··· Given data ···
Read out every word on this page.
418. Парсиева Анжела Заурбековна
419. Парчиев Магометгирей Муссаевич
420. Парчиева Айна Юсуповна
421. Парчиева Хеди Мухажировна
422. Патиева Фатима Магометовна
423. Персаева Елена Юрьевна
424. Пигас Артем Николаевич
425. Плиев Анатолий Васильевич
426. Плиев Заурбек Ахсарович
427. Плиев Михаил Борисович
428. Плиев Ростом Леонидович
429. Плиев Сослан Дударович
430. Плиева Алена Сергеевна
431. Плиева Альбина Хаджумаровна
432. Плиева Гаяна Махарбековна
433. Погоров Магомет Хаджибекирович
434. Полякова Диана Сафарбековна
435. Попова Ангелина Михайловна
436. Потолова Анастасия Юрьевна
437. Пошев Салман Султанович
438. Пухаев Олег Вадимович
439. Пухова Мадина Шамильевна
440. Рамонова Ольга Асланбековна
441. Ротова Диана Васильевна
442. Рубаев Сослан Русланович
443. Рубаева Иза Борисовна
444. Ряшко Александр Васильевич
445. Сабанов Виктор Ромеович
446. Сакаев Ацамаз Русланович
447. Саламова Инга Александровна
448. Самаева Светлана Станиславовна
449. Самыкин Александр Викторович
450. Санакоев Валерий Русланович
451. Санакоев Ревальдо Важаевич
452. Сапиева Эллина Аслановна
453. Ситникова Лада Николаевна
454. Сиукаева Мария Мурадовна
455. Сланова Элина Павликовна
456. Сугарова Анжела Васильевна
···
> _Work to be completed_: Copy every line of the material in which the word "Васильевич" occurs.

> _Task answer_:
425. Плиев Анатолий Васильевич
444. Ряшко Александр Васильевич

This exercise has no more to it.